*Extracted material*

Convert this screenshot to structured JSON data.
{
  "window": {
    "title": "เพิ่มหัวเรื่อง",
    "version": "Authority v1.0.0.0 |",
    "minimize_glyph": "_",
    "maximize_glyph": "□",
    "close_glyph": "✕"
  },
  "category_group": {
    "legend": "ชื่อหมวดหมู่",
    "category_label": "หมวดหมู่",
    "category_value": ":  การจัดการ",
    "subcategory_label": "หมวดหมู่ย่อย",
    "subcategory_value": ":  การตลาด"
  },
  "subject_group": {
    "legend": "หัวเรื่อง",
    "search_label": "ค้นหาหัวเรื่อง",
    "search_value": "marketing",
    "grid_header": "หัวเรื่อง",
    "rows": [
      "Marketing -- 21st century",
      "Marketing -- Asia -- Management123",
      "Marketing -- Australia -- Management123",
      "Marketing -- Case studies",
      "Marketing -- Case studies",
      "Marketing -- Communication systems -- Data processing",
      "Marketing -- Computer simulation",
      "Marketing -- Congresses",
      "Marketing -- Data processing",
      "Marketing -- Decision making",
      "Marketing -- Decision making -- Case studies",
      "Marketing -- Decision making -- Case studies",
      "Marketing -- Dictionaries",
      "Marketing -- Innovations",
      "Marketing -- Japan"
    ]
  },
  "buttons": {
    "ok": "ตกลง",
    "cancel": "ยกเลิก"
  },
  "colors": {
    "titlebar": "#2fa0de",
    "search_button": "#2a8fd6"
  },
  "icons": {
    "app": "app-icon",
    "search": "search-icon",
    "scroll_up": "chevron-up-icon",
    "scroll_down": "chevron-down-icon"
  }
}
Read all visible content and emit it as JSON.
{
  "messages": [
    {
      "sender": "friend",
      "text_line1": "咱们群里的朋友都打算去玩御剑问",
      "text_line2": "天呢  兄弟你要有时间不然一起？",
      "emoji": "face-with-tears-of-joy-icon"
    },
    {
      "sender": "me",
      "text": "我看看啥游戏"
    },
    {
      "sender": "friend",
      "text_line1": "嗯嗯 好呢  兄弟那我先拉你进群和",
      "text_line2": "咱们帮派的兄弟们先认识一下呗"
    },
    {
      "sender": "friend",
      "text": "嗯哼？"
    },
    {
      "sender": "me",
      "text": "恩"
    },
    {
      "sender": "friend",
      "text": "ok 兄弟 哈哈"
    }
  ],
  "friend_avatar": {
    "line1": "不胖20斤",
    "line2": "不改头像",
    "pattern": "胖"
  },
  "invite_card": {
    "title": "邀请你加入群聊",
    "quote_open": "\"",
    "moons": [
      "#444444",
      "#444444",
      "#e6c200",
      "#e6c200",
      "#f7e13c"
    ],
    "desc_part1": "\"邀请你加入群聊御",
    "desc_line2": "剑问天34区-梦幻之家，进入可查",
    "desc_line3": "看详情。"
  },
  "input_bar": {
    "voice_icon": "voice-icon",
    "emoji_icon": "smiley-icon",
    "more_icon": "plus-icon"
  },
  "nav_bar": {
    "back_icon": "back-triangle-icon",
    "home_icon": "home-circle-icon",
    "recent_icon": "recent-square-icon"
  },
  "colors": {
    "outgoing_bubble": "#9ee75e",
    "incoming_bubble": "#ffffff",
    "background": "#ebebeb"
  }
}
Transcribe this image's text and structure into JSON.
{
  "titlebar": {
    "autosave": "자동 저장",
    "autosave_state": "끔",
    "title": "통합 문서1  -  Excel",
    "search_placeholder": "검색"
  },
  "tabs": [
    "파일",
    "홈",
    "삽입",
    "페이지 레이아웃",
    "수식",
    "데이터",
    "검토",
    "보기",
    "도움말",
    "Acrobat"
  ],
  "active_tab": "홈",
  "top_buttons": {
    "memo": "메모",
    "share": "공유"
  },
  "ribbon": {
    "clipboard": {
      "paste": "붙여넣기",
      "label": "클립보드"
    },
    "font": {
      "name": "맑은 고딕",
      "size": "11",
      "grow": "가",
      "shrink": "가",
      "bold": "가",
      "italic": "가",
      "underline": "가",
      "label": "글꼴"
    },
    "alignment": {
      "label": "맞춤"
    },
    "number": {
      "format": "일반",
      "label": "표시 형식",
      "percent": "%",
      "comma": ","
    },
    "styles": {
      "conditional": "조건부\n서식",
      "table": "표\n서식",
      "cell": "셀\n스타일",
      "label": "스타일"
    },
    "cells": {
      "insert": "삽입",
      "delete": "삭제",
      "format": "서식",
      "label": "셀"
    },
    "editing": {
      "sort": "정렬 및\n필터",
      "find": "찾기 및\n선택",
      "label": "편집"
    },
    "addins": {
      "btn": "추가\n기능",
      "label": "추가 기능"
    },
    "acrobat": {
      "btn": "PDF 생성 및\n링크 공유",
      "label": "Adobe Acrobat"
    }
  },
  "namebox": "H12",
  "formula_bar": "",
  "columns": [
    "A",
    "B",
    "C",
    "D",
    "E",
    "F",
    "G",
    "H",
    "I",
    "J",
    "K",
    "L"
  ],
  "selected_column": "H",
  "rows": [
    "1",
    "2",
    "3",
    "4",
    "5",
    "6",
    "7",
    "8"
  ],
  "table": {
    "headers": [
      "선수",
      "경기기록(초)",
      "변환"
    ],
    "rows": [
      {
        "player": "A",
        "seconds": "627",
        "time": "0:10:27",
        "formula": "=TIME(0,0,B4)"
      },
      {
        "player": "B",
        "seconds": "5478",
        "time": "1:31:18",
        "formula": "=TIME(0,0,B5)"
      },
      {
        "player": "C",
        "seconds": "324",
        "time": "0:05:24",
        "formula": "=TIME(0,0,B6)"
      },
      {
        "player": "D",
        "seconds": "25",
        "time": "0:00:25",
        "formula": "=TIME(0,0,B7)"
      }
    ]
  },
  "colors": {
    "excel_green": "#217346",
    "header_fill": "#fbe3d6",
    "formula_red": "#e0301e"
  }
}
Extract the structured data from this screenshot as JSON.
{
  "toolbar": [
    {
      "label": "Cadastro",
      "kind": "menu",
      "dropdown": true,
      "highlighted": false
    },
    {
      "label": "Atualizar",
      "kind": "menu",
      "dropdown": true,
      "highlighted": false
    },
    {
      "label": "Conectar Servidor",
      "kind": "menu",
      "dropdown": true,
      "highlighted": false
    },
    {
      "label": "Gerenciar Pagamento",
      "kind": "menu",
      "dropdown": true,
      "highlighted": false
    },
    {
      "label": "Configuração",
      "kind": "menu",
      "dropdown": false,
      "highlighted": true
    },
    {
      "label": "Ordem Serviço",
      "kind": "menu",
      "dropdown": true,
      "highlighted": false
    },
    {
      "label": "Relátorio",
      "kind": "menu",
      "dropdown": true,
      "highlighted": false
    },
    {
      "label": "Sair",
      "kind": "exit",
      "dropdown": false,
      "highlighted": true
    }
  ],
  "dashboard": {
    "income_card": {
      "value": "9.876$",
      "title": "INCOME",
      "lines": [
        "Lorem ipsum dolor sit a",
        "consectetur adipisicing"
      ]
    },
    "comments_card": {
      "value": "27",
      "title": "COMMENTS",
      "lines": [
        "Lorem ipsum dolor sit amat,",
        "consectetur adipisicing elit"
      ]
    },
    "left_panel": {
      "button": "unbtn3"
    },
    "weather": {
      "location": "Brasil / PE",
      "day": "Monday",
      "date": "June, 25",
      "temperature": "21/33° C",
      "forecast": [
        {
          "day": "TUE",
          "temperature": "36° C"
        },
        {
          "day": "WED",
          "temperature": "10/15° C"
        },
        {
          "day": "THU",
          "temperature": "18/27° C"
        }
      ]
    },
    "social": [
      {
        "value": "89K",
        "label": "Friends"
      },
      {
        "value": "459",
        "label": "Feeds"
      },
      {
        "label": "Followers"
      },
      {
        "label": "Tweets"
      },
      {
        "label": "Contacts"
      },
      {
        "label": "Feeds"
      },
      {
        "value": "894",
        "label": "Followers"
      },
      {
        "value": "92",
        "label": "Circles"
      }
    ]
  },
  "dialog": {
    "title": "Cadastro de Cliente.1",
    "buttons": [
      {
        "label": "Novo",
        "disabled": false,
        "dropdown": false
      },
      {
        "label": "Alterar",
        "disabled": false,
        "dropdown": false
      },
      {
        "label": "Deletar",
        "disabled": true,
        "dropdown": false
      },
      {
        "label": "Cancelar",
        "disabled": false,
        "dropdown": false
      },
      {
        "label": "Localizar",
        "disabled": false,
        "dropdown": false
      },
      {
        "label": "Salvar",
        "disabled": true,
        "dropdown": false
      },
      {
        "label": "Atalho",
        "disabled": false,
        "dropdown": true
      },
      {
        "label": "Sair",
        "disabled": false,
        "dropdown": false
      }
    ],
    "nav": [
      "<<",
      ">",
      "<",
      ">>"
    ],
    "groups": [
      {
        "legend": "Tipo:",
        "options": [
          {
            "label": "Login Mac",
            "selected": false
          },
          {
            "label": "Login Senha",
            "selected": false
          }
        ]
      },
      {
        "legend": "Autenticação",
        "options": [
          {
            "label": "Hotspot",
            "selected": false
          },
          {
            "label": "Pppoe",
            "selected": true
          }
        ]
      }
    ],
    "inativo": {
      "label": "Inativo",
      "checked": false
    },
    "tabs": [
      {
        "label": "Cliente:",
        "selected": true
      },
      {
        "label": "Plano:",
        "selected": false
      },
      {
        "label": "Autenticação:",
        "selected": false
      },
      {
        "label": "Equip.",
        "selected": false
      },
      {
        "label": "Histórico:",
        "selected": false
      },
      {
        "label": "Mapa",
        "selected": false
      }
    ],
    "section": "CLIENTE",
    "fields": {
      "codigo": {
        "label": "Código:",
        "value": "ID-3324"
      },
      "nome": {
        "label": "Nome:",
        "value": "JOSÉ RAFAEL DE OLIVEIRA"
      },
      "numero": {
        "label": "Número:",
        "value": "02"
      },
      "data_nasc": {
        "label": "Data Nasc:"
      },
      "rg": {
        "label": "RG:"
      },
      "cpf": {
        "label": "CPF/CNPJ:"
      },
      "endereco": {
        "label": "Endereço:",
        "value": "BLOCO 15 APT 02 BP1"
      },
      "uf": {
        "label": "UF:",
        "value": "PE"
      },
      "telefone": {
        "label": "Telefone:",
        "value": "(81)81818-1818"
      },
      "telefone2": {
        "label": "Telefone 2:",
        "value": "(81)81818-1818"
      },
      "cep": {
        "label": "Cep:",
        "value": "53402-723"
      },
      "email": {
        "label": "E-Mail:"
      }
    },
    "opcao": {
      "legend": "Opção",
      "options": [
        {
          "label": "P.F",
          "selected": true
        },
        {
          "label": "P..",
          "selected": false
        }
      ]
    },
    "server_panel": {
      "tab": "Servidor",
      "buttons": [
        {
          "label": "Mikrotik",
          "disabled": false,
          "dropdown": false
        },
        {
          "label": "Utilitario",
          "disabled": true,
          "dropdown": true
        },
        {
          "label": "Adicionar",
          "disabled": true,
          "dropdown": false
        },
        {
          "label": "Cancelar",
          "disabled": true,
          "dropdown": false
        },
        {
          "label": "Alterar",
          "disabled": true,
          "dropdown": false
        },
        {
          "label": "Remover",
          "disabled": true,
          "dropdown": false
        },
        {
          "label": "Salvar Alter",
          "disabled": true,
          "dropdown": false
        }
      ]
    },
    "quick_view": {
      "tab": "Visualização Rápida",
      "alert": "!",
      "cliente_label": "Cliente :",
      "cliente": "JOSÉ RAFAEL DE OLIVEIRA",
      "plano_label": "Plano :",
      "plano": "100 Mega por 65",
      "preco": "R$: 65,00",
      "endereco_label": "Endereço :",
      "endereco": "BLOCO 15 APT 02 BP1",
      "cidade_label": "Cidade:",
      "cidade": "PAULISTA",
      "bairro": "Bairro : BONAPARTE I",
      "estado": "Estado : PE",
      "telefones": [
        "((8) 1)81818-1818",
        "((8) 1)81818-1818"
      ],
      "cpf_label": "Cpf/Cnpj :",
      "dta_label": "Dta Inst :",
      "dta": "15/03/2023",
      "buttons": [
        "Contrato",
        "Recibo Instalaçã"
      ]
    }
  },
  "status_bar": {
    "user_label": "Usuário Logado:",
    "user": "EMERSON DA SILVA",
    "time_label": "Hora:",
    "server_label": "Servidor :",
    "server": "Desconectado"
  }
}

*Written exercise*
For each line of the entries that includes "temperature", show that line.

*Complete output*
      "temperature": "21/33° C",
          "temperature": "36° C"
          "temperature": "10/15° C"
          "temperature": "18/27° C"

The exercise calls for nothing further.